● WORK TO COMPLETE: Each line that holds the word "indicator" is to be identified and copied.

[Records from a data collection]
·····
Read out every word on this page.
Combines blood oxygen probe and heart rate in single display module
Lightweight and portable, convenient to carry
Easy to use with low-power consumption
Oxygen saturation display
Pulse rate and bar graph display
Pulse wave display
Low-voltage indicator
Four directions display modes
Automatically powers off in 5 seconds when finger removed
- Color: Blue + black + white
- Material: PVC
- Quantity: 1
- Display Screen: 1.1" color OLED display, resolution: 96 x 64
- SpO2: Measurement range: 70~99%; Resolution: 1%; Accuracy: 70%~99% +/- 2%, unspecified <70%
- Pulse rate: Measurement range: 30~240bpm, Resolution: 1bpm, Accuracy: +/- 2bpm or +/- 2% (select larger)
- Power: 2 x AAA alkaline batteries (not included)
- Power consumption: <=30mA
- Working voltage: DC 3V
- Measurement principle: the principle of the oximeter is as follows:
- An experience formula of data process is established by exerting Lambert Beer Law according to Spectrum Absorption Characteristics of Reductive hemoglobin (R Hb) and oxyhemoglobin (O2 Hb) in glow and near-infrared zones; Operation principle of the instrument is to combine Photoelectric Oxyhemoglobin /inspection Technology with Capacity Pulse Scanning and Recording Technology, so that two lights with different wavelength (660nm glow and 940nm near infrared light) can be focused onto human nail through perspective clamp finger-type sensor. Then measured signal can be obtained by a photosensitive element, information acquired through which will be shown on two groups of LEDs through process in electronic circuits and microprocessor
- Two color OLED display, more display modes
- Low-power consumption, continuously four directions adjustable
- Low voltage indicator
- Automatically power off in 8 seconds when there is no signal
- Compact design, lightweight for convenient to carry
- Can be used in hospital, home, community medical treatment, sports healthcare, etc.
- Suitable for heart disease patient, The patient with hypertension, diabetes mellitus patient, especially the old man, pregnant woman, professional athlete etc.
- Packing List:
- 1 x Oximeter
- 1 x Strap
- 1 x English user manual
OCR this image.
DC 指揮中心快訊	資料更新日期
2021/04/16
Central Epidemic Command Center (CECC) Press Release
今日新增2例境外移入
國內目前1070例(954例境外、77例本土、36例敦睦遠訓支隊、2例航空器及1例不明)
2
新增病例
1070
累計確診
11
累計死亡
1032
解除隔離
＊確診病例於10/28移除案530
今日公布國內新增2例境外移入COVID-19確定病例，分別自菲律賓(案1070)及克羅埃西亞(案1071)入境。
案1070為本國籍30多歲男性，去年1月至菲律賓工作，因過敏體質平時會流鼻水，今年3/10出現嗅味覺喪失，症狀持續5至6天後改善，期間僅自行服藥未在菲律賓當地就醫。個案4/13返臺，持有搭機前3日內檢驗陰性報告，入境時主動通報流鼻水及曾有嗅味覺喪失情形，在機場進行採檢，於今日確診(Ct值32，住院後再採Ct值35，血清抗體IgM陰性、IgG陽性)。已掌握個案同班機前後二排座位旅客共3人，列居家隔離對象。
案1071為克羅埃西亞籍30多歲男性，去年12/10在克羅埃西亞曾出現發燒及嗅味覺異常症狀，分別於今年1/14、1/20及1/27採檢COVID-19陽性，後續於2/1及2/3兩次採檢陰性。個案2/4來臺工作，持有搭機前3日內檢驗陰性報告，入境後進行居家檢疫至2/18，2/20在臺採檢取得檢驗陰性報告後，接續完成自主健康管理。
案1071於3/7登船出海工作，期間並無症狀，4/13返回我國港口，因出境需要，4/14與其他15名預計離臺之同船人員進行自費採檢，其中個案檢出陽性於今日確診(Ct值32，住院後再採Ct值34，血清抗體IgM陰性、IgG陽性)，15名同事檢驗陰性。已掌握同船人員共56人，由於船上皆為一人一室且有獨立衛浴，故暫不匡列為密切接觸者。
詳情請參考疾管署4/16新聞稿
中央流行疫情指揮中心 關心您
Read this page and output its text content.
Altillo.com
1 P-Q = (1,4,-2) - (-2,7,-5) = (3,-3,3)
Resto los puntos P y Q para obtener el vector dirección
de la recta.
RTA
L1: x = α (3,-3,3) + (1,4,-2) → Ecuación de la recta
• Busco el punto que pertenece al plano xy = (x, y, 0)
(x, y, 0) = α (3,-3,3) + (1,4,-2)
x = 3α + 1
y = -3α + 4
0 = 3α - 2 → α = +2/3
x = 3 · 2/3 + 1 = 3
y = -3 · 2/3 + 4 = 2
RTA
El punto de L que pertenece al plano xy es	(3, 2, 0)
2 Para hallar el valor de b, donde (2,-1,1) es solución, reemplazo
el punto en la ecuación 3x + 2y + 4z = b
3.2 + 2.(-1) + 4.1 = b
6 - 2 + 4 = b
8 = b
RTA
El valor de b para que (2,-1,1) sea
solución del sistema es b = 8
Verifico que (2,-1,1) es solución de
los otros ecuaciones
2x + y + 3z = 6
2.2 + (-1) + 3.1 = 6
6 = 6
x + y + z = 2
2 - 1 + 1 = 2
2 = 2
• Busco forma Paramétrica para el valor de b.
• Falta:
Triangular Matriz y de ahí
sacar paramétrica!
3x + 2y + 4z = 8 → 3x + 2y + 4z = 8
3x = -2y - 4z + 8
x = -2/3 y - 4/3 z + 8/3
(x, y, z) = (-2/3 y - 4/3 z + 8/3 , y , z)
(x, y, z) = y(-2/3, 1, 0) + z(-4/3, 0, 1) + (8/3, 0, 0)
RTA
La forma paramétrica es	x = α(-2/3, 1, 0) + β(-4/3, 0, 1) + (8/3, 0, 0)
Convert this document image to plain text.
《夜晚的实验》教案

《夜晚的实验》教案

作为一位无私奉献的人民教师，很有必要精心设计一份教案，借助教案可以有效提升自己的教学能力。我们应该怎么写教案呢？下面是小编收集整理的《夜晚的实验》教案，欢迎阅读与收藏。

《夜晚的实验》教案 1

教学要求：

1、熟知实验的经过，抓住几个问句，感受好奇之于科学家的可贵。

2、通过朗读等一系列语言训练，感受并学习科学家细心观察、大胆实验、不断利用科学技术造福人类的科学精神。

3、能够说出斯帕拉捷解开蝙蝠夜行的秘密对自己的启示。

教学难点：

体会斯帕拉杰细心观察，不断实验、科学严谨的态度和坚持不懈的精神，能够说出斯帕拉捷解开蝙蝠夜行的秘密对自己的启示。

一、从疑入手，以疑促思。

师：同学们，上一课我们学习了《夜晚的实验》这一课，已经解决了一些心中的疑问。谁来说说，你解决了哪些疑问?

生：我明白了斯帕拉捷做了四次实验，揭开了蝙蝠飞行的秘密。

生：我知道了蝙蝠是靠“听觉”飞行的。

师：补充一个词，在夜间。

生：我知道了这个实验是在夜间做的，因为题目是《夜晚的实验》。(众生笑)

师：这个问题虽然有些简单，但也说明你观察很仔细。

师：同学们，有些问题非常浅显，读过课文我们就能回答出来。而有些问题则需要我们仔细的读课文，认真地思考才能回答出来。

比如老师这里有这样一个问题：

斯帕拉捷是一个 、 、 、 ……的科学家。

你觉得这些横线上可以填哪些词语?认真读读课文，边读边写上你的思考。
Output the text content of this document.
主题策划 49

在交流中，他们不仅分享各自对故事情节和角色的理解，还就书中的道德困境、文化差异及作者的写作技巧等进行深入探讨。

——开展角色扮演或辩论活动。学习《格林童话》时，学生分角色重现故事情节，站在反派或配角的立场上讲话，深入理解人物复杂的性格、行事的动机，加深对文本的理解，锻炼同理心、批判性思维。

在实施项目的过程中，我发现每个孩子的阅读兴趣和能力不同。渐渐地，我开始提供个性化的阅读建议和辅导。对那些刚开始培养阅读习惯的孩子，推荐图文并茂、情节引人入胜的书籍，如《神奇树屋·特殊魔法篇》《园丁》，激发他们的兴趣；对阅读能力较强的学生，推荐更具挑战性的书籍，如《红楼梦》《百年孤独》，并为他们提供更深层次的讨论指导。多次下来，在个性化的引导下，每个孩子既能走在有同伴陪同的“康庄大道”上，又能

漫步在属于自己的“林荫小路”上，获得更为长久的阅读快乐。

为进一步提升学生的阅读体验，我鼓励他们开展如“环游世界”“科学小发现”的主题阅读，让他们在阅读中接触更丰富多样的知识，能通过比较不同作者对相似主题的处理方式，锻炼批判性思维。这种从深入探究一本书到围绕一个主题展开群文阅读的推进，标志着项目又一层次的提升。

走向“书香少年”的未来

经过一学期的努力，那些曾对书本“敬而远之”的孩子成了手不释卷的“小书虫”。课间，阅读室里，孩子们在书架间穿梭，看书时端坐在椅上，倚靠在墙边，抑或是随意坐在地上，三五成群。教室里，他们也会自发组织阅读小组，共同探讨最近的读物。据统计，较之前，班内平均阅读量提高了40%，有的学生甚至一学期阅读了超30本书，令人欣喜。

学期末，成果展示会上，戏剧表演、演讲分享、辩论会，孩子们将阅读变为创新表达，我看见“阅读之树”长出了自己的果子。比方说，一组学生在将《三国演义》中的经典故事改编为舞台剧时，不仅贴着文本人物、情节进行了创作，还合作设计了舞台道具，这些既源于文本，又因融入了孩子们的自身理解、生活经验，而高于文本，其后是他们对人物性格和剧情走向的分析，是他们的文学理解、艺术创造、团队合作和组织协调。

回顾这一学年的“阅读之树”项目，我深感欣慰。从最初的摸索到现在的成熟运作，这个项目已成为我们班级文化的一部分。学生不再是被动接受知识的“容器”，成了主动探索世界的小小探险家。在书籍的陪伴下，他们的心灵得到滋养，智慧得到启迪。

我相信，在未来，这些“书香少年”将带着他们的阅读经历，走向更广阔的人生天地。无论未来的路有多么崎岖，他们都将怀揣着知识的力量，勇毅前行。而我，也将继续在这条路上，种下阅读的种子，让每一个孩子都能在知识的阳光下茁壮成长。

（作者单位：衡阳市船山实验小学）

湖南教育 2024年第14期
·····
● WORKED ANSWER:
Low-voltage indicator
- Low voltage indicator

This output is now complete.